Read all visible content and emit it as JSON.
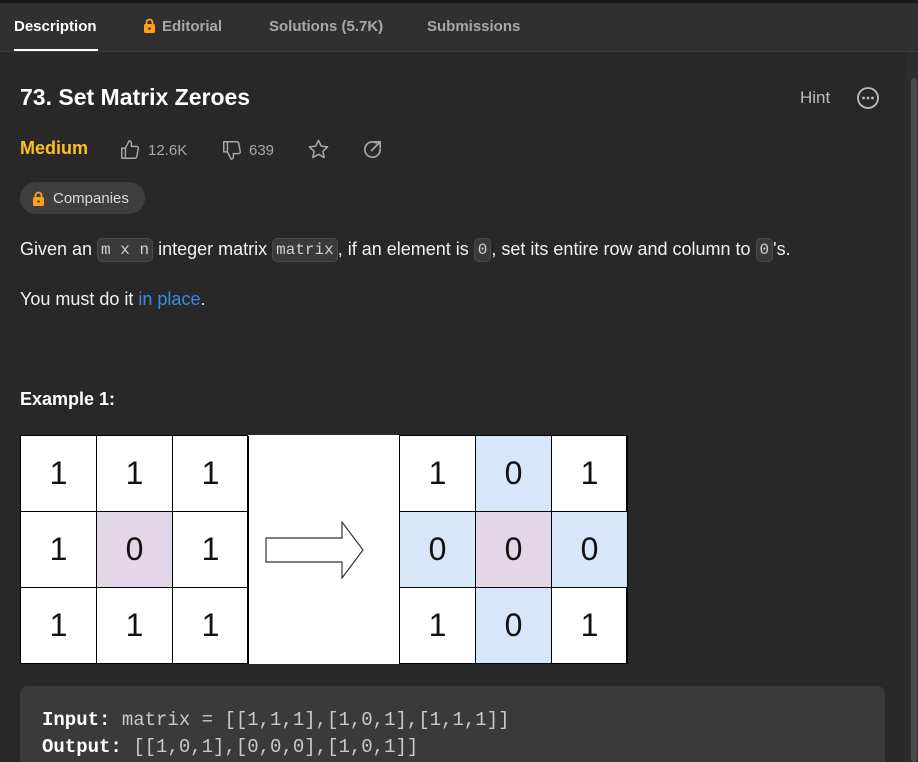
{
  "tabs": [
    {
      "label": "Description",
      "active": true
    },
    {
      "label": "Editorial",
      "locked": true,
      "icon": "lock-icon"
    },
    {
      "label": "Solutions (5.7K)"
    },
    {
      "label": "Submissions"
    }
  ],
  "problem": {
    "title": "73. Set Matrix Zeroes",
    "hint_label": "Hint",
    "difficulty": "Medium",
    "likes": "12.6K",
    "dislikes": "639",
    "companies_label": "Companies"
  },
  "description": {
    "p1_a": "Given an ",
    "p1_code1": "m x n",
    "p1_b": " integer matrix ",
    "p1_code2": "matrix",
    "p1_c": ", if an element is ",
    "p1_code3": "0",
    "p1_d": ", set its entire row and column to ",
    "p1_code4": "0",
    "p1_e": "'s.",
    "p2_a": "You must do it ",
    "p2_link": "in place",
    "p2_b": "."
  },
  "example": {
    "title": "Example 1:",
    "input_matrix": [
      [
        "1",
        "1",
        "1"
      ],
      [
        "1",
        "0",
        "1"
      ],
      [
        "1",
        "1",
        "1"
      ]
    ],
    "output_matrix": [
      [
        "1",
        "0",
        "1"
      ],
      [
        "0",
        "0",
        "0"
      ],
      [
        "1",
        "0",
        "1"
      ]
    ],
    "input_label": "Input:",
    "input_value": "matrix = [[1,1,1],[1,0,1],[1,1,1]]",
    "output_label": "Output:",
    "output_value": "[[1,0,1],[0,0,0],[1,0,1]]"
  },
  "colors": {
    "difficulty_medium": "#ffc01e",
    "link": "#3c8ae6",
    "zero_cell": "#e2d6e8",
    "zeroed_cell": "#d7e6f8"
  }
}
◆ ◆ ◆ ◆ ◆ ◆ ◆
### Short problem
Without the pictures, write out every entry precisely as it appears.

### Reply
Read all visible content and emit it as JSON.
{
  "tabs": [
    {
      "label": "Description",
      "active": true
    },
    {
      "label": "Editorial",
      "locked": true,
      "icon": "lock-icon"
    },
    {
      "label": "Solutions (5.7K)"
    },
    {
      "label": "Submissions"
    }
  ],
  "problem": {
    "title": "73. Set Matrix Zeroes",
    "hint_label": "Hint",
    "difficulty": "Medium",
    "likes": "12.6K",
    "dislikes": "639",
    "companies_label": "Companies"
  },
  "description": {
    "p1_a": "Given an ",
    "p1_code1": "m x n",
    "p1_b": " integer matrix ",
    "p1_code2": "matrix",
    "p1_c": ", if an element is ",
    "p1_code3": "0",
    "p1_d": ", set its entire row and column to ",
    "p1_code4": "0",
    "p1_e": "'s.",
    "p2_a": "You must do it ",
    "p2_link": "in place",
    "p2_b": "."
  },
  "example": {
    "title": "Example 1:",
    "input_matrix": [
      [
        "1",
        "1",
        "1"
      ],
      [
        "1",
        "0",
        "1"
      ],
      [
        "1",
        "1",
        "1"
      ]
    ],
    "output_matrix": [
      [
        "1",
        "0",
        "1"
      ],
      [
        "0",
        "0",
        "0"
      ],
      [
        "1",
        "0",
        "1"
      ]
    ],
    "input_label": "Input:",
    "input_value": "matrix = [[1,1,1],[1,0,1],[1,1,1]]",
    "output_label": "Output:",
    "output_value": "[[1,0,1],[0,0,0],[1,0,1]]"
  },
  "colors": {
    "difficulty_medium": "#ffc01e",
    "link": "#3c8ae6",
    "zero_cell": "#e2d6e8",
    "zeroed_cell": "#d7e6f8"
  }
}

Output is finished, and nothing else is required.